### Problems to solve
(1) According to the Spandana Sphoorty text, in what year and in which town was Spandana Sphoorty started as an NGO?
(2) In the entries, switch "Jun" to "June" throughout the part that opens with the line containing "eurostat-text: eurostat [17,646,79,664]" and closes with the line containing "svg-text:16.5: 16.5 [921,417,942,429]", and return only those lines with everything else unchanged.

Spandana Sphoorty: Committed to Strengthen the Socio-economic Status of Low-income People

Despite the phenomenal increase in the physical outreach of formal credit institutions in the past several decades, the rural poor continue to face difficulty in availing credit according to their needs. Institutions have also faced difficulties in dealing effectively with a large number of small borrowers,  whose  credit  needs are  small and  frequent and their  ability  to  offer  collaterals  is limited. This led to explore and develop alternative credit delivery model that would fulfill the requirements of the poor. It is in this context that Microfinance Institutions has emerged as the most suitable due to its easy to adapt and understand rules and regulations. Number of Microfinance Institutions is in the fray to provide credit and other financial services for improving income and living standards of the economically underprivileged.

Spandana Sphoorty was started as an NGO in 1998 in Guntur.  Spandana was promoted with an intention of offering small loans to poor women who did not have access to loans from banks and formal financial institutions. It is a public limited company registered with Reserve Bank of India as a Non-Banking Financial Company MFI. Started in 1998, it grew to the largest Micro finance Institution in India and 6th largest across globe by 2003.  In its peak, Spandana had 1,856 branches with presence in 12 states and work force of over 13,500 employees.

A Strong Individual and Determined Entrepreneur

Padmaja Reddy is the Founder and Managing Director of Spandana Sphoorty Financial Ltd. She was born to a family of farmers in a small town Guntur in Andhra Pradesh. Her upbringing and education has made her a strong individual who challenged conventional thinking. Her determination, insights into the livelihoods of the poor and an insatiable appetite for sustainable market linked solutions have gone a long way in establishing her as a first generation entrepreneur. She comes with a strong subject expertise and experience of more than 18 years in the Micro Finance Industry. She started her career with an NGO and now the proud Managing Director of a more than 4,000 employee base organization. Padmaja continues to put her priority in the order of customer first then the organization and last herself.

Padmaja pursued various trainings on Microfinance – all CGAP modules on Microfinance, a course on Microfinance at Naropa University, U.S.A, Credit and Micro Enterprise Development Training from Durham University Business School, U.K Market Research for Micro Finance at Uganda and Strategic Planning of Microfinance from Harvard University, USA. She continues to steer Spandana in setting new benchmarks for the financial services industry.

Realizing that there is a Huge Demand for Small Loans

Padmaja, while working with an NGO prior to starting Spandanahappened to meet a rag picker and ended up giving her a loan of Rs.2,000 from that organization. This small loan helped her to improve her daily income from Rs.20 to Rs.50 per day and several other women in Guntur started approaching for the similar help. The rag picker paid an interest of Rs.120,000 over a period of 14 years on a loan of Rs.270- which was paid back every day. Several other women who had similar story approached for a loan and having realized that there is a huge demand for small loans, she promoted Spandana.

### Material provided
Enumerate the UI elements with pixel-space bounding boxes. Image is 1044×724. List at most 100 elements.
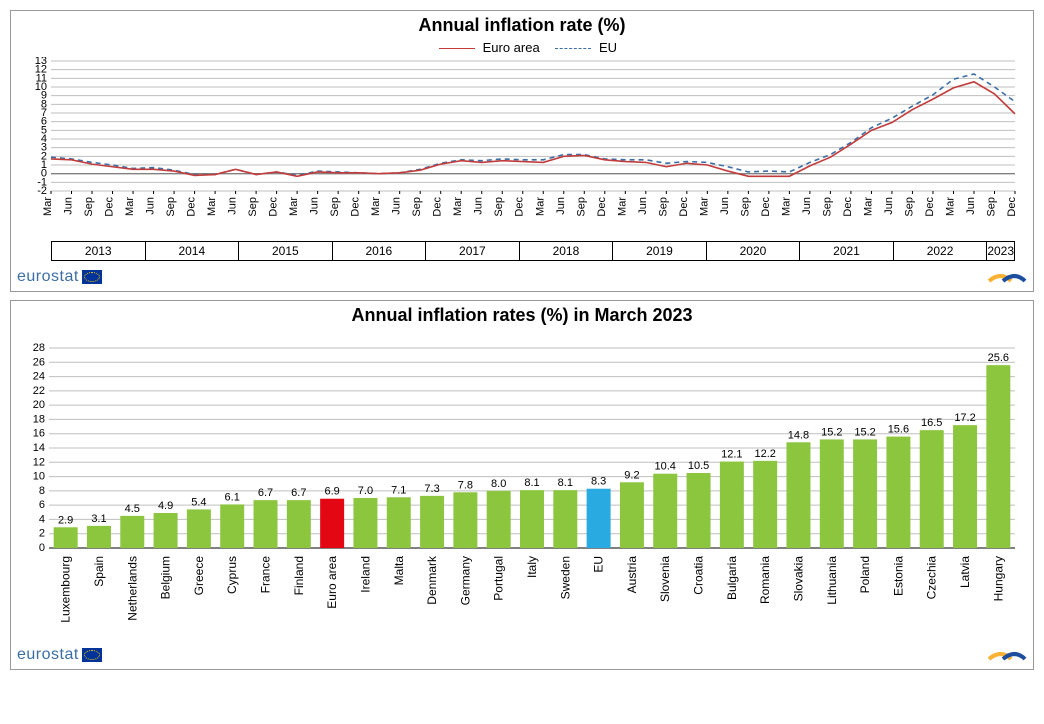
eurostat-text: eurostat [17,646,79,664]
svg-text:Croatia: Croatia [692,556,706,595]
svg-text:Dec: Dec [432,197,444,217]
bar [587,489,611,548]
bar [120,516,144,548]
svg-text:25.6: 25.6 [988,352,1009,364]
svg-text:7.1: 7.1 [391,484,406,496]
svg-text:Dec: Dec [350,197,362,217]
svg-text:Jun: Jun [309,197,321,215]
svg-text:7.0: 7.0 [358,485,373,497]
svg-text:Dec: Dec [104,197,116,217]
bar-chart-svg: 02468101214161820222426282.9Luxembourg3.… [21,330,1021,643]
legend-label-eu: EU [599,40,617,55]
svg-text:Mar: Mar [862,197,874,216]
svg-text:15.2: 15.2 [854,426,875,438]
svg-text:Jun: Jun [883,197,895,215]
bar [753,461,777,548]
svg-text:Dec: Dec [596,197,608,217]
eurostat-brand: eurostat [17,646,102,664]
svg-text:17.2: 17.2 [954,412,975,424]
bar [87,526,111,548]
svg-text:France: France [259,556,273,594]
bar [786,442,810,548]
bar [953,425,977,548]
bar [287,500,311,548]
svg-text:Jun: Jun [965,197,977,215]
svg-text:8.1: 8.1 [524,477,539,489]
svg-text:16.5: 16.5 [921,417,942,429]
svg-text:0: 0 [39,542,45,554]
svg-text:Greece: Greece [192,556,206,596]
year-axis-cell: 2022 [893,242,987,261]
svg-text:Malta: Malta [392,556,406,586]
svg-text:8.1: 8.1 [558,477,573,489]
bar [453,492,477,548]
svg-text:Mar: Mar [452,197,464,216]
svg-text:Estonia: Estonia [891,556,905,596]
svg-text:Dec: Dec [678,197,690,217]
svg-text:Mar: Mar [780,197,792,216]
svg-text:Portugal: Portugal [492,556,506,601]
bar [920,430,944,548]
bar [353,498,377,548]
svg-text:Latvia: Latvia [958,556,972,588]
panel-footer: eurostat [11,265,1033,291]
svg-text:20: 20 [33,399,45,411]
year-axis-cell: 2019 [612,242,706,261]
svg-text:Czechia: Czechia [925,556,939,600]
svg-text:Mar: Mar [206,197,218,216]
svg-text:2.9: 2.9 [58,514,73,526]
svg-text:Bulgaria: Bulgaria [725,556,739,600]
svg-text:6.7: 6.7 [258,487,273,499]
legend-label-euro: Euro area [483,40,540,55]
bar [420,496,444,548]
bar-chart-area: 02468101214161820222426282.9Luxembourg3.… [11,330,1033,643]
svg-text:Netherlands: Netherlands [125,556,139,621]
svg-text:15.6: 15.6 [888,424,909,436]
panel-footer: eurostat [11,643,1033,669]
svg-text:Jun: Jun [391,197,403,215]
year-axis-cell: 2016 [332,242,426,261]
svg-text:Slovenia: Slovenia [658,556,672,602]
svg-text:Jun: Jun [555,197,567,215]
swoosh-icon [987,645,1027,665]
svg-text:Sep: Sep [329,197,341,217]
svg-text:Sep: Sep [247,197,259,217]
svg-text:Dec: Dec [924,197,936,217]
year-axis-cell: 2021 [799,242,893,261]
svg-text:Sep: Sep [575,197,587,217]
bar [187,509,211,548]
svg-text:Jun: Jun [63,197,75,215]
line-chart-year-axis: 2013201420152016201720182019202020212022… [51,241,1015,261]
svg-text:Sep: Sep [985,197,997,217]
svg-text:Austria: Austria [625,556,639,594]
bar [220,504,244,548]
svg-text:6.9: 6.9 [324,486,339,498]
eu-flag-icon [82,648,102,662]
svg-text:Dec: Dec [186,197,198,217]
svg-text:Belgium: Belgium [159,556,173,599]
svg-text:Jun: Jun [719,197,731,215]
bar [254,500,278,548]
svg-text:Sep: Sep [165,197,177,217]
svg-text:6.7: 6.7 [291,487,306,499]
legend-swatch-euro [439,48,475,49]
line-chart-title: Annual inflation rate (%) [11,11,1033,40]
svg-text:10.5: 10.5 [688,460,709,472]
svg-text:Germany: Germany [458,556,472,605]
svg-text:Sep: Sep [83,197,95,217]
svg-text:Poland: Poland [858,556,872,593]
bar-chart-title: Annual inflation rates (%) in March 2023 [11,301,1033,330]
svg-text:12.1: 12.1 [721,449,742,461]
bar [487,491,511,548]
year-axis-cell: 2020 [706,242,800,261]
line-chart-legend: Euro area EU [21,40,1023,55]
svg-text:Mar: Mar [370,197,382,216]
svg-text:Slovakia: Slovakia [791,556,805,602]
svg-text:14: 14 [33,442,45,454]
svg-text:4: 4 [39,513,45,525]
svg-text:2: 2 [39,528,45,540]
bar [986,365,1010,548]
svg-text:Dec: Dec [1006,197,1018,217]
year-axis-cell: 2013 [51,242,145,261]
svg-text:Hungary: Hungary [991,556,1005,601]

### Solutions by task
(1) It was started in 1998 in Guntur.

(2)
eurostat-text: eurostat [17,646,79,664]
svg-text:Croatia: Croatia [692,556,706,595]
svg-text:Dec: Dec [432,197,444,217]
bar [587,489,611,548]
bar [120,516,144,548]
svg-text:25.6: 25.6 [988,352,1009,364]
svg-text:7.1: 7.1 [391,484,406,496]
svg-text:Dec: Dec [350,197,362,217]
svg-text:June: June [309,197,321,215]
svg-text:7.0: 7.0 [358,485,373,497]
svg-text:Dec: Dec [104,197,116,217]
bar-chart-svg: 02468101214161820222426282.9Luxembourg3.… [21,330,1021,643]
legend-label-eu: EU [599,40,617,55]
svg-text:Mar: Mar [862,197,874,216]
svg-text:15.2: 15.2 [854,426,875,438]
svg-text:June: June [883,197,895,215]
bar [753,461,777,548]
svg-text:Dec: Dec [596,197,608,217]
eurostat-brand: eurostat [17,646,102,664]
svg-text:17.2: 17.2 [954,412,975,424]
bar [87,526,111,548]
svg-text:France: France [259,556,273,594]
bar [786,442,810,548]
bar [953,425,977,548]
bar [287,500,311,548]
svg-text:June: June [965,197,977,215]
svg-text:8.1: 8.1 [524,477,539,489]
svg-text:16.5: 16.5 [921,417,942,429]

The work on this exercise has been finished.